■ WHAT IS REQUIRED
Provide only the number of lines in the listing that contain the string "from".

■ Chart and figure data
....
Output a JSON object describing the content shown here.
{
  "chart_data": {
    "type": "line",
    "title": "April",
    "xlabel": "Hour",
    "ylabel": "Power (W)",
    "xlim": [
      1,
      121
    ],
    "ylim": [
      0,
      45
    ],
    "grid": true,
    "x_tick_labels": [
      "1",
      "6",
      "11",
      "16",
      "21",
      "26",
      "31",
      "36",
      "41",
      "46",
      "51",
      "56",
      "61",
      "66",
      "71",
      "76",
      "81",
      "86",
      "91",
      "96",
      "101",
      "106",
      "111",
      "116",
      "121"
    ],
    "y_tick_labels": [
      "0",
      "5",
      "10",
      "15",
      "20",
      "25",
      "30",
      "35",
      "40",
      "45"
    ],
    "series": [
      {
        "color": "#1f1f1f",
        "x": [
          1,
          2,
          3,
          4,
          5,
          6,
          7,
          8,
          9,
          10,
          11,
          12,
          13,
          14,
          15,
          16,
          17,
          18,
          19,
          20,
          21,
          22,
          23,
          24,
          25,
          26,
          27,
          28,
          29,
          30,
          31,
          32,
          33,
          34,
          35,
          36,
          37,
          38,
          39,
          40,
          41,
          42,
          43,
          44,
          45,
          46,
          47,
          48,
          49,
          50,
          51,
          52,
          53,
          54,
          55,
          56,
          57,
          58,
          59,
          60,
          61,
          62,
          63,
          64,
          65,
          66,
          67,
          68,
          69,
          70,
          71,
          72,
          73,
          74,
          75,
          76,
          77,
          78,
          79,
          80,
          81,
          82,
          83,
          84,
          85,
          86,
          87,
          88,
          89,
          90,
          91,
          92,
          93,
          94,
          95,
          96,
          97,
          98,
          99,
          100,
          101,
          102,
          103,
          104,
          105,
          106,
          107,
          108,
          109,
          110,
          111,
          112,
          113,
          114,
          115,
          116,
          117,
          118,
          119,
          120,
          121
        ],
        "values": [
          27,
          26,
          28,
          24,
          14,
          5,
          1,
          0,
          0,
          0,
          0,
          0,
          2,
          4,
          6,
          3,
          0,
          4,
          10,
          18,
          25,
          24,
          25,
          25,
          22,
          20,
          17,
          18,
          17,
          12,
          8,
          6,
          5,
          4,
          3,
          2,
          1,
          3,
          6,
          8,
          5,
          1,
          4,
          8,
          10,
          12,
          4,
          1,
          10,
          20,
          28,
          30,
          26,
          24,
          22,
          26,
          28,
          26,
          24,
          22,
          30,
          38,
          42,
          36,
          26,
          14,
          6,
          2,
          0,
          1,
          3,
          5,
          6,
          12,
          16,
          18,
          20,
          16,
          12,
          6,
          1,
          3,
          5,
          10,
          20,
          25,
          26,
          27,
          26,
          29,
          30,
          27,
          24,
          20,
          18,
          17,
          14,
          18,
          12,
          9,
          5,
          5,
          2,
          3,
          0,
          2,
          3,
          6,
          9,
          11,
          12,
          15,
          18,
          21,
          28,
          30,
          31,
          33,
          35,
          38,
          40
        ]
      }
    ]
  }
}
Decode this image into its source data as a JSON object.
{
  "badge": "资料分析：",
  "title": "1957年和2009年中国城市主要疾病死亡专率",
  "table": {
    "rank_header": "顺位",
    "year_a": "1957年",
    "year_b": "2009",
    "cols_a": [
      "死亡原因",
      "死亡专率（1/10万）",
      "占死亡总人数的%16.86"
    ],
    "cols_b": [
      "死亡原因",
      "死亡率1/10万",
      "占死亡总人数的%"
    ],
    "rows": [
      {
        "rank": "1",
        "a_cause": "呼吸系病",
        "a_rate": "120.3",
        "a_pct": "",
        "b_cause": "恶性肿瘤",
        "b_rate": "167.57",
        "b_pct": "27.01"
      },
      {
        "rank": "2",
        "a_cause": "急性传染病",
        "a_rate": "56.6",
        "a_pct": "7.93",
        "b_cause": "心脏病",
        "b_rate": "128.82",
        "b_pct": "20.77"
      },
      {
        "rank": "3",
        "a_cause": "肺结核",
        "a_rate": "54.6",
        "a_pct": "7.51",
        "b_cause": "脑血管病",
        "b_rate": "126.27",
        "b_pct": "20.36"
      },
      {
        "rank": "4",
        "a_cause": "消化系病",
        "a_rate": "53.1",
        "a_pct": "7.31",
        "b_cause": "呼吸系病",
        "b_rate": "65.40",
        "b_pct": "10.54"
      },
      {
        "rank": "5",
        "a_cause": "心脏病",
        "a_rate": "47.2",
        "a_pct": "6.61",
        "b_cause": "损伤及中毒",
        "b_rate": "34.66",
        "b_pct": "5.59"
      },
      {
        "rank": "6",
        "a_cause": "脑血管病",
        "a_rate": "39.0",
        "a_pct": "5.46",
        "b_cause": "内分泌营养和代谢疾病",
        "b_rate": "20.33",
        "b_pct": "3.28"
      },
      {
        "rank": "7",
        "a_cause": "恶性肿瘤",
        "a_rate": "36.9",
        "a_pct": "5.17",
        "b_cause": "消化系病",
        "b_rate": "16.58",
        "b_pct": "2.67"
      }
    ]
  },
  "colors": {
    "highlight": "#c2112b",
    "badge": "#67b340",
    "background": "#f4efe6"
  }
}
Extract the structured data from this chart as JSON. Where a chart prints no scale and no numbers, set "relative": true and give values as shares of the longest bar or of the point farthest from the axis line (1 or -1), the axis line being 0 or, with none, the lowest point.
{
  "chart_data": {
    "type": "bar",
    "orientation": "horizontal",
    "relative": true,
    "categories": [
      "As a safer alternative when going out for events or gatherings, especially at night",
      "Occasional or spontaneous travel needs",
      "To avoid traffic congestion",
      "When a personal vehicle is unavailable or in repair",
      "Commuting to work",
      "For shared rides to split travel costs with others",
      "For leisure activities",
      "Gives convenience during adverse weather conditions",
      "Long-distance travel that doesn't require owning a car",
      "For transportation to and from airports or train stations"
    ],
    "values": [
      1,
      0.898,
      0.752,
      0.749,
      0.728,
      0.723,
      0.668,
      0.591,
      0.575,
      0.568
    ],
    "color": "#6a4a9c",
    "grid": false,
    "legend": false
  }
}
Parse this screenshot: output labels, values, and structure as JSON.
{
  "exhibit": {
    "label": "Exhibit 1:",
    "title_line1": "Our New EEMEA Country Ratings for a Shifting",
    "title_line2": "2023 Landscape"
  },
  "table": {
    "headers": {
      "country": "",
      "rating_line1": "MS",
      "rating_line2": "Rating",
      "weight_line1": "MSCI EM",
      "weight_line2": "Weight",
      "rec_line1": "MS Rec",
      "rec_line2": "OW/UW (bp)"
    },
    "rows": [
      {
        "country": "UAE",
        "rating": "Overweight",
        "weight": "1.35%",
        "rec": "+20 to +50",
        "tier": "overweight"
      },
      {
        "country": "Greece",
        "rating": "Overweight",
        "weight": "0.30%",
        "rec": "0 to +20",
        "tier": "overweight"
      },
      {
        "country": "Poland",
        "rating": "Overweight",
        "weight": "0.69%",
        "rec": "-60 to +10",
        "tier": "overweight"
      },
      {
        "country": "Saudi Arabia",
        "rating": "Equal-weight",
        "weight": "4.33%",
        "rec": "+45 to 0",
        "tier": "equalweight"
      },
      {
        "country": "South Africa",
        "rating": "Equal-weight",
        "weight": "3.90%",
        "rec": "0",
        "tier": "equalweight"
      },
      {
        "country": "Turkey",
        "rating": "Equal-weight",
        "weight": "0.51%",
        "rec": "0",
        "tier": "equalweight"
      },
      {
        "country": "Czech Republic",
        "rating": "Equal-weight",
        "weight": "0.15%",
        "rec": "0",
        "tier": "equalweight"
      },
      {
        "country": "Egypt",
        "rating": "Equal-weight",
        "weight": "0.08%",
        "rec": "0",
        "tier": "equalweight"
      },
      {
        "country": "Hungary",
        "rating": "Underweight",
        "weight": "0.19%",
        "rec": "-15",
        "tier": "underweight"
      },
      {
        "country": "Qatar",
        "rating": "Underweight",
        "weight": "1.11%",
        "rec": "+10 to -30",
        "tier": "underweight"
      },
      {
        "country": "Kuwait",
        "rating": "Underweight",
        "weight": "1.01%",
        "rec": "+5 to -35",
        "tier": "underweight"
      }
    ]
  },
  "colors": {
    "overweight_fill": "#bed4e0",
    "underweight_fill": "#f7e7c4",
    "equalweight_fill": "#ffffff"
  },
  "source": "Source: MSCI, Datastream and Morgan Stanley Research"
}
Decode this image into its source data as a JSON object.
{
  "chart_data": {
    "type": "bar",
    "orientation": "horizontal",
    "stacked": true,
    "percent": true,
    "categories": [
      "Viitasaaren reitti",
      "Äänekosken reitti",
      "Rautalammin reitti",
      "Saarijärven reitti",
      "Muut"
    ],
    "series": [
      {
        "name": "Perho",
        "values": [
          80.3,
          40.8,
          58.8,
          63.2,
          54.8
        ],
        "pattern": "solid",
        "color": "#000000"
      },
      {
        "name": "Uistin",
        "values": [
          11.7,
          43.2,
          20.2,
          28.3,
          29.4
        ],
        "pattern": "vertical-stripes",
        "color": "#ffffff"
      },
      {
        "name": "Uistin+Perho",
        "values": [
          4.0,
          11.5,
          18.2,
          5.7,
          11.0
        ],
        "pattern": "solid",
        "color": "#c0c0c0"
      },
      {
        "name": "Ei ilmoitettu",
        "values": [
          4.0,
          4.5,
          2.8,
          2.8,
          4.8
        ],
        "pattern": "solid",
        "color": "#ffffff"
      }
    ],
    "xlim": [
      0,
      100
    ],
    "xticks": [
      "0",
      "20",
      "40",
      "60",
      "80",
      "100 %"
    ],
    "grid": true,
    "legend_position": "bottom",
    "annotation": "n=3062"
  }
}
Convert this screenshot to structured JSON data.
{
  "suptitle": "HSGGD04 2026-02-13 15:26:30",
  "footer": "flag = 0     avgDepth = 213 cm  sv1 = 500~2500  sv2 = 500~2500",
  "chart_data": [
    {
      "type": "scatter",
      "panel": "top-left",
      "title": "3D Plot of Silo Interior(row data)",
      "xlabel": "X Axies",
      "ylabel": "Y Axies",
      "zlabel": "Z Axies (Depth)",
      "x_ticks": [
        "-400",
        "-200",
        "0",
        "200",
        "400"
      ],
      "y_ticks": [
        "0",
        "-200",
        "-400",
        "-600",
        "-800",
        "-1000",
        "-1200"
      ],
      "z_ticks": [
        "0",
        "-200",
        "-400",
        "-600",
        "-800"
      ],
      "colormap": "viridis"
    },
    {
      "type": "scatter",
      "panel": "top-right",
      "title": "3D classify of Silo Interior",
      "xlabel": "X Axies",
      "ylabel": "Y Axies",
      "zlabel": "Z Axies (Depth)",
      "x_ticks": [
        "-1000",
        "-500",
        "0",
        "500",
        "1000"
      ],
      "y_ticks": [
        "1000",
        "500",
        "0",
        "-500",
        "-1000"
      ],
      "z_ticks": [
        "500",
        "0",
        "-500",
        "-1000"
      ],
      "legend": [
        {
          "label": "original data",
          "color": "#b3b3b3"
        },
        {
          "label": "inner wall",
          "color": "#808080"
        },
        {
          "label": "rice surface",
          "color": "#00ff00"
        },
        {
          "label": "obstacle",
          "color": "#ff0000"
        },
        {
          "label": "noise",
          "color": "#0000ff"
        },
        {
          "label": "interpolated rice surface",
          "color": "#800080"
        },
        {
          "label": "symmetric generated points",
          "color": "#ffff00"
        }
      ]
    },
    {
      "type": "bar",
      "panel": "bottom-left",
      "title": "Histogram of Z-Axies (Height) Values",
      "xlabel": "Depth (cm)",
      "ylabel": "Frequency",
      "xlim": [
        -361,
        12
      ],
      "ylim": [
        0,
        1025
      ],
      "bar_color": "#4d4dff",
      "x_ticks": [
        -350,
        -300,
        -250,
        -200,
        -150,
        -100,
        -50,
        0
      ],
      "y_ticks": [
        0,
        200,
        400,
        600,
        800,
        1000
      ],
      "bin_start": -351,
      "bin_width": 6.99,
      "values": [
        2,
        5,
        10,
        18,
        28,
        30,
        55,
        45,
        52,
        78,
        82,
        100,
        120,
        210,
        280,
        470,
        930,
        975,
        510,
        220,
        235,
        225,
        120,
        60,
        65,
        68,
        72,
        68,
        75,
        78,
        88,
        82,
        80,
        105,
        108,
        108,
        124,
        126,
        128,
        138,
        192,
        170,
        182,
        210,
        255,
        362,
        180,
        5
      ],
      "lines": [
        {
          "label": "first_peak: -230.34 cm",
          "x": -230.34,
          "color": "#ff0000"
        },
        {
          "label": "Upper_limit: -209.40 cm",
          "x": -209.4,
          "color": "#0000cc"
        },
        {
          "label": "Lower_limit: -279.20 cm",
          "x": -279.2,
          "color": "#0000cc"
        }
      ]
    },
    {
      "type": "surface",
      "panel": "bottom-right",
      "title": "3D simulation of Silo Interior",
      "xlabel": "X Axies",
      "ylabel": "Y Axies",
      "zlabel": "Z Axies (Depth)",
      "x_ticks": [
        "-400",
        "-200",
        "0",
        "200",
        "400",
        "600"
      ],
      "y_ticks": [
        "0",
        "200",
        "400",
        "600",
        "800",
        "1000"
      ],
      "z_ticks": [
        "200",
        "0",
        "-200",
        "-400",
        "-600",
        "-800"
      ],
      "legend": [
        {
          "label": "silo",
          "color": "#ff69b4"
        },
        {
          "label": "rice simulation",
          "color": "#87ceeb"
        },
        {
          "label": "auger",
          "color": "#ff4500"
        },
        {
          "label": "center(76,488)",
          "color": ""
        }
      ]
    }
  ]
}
....
■ CORRECT ANSWER
2